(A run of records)
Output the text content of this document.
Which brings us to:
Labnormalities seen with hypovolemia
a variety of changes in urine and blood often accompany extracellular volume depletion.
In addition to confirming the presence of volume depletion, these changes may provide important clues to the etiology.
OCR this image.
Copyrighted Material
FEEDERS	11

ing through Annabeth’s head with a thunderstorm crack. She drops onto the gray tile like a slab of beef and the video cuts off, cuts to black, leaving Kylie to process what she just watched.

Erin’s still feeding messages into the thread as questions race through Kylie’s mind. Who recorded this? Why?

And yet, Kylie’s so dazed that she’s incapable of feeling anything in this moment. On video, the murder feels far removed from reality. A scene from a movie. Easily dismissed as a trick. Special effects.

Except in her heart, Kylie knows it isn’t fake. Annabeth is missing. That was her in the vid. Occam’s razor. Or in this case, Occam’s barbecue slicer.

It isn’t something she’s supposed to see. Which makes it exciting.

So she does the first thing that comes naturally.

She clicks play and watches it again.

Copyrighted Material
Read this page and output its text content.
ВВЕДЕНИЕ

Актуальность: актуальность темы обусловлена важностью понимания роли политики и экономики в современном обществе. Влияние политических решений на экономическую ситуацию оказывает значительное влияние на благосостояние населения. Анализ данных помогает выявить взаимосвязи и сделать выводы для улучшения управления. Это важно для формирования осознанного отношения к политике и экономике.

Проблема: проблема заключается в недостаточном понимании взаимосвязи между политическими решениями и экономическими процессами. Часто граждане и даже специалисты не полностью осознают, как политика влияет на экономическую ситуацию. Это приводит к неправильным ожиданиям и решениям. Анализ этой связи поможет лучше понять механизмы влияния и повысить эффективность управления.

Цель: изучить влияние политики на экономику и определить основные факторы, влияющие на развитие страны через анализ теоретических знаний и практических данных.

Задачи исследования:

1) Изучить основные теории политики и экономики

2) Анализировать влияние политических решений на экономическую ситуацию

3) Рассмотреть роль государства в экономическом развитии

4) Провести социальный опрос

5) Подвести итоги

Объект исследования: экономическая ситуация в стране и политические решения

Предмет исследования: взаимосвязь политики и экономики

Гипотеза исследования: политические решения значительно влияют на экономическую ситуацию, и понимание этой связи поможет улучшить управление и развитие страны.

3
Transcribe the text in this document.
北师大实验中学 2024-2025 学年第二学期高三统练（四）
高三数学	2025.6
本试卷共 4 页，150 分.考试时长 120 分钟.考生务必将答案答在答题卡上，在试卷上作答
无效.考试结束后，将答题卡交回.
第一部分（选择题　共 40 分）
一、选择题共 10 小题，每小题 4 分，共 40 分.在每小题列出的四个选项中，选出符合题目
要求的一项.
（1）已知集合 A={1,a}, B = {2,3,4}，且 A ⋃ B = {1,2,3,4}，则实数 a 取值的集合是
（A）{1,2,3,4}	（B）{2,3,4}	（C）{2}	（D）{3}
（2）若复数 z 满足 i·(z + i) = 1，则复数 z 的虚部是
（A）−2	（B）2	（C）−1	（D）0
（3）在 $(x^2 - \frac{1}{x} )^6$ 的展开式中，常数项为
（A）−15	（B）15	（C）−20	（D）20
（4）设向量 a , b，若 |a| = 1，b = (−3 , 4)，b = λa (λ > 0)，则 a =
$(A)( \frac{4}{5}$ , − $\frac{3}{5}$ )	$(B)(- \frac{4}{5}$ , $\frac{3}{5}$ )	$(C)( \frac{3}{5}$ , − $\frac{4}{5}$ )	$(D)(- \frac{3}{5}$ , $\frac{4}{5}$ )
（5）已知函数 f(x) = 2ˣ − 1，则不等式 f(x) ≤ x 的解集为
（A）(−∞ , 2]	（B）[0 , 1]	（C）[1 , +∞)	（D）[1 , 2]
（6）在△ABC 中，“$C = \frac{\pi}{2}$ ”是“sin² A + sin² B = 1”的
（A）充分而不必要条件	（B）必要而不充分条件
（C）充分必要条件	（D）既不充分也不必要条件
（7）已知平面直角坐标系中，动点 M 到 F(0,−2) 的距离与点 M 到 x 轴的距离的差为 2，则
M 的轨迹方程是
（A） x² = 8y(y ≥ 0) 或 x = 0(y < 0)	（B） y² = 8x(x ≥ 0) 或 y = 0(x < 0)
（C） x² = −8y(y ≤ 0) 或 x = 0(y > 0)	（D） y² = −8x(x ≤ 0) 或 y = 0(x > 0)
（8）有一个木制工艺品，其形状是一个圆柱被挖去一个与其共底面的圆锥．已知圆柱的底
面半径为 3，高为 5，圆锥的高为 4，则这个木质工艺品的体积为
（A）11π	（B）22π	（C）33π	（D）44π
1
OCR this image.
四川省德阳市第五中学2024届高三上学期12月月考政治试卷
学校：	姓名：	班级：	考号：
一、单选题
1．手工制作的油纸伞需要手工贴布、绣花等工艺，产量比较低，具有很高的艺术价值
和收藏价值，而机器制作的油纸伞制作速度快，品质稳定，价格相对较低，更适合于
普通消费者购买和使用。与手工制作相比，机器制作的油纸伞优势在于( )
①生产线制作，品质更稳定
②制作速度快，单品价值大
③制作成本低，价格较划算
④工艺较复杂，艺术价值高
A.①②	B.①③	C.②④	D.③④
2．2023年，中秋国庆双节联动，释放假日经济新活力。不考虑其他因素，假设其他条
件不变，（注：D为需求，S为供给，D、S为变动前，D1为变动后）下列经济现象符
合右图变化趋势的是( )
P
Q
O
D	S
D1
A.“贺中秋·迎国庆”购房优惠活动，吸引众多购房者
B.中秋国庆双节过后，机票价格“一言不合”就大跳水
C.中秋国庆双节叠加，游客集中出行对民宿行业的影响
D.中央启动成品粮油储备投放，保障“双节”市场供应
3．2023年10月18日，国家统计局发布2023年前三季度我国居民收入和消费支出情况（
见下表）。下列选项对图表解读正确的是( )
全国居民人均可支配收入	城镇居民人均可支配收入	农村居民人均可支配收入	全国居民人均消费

→ DIRECTIONS FOR THIS TASK: From the listing above, copy out each line where the word "document" appears.

→ SOLUTION FOR THIS PROBLEM:
Output the text content of this document.
Transcribe the text in this document.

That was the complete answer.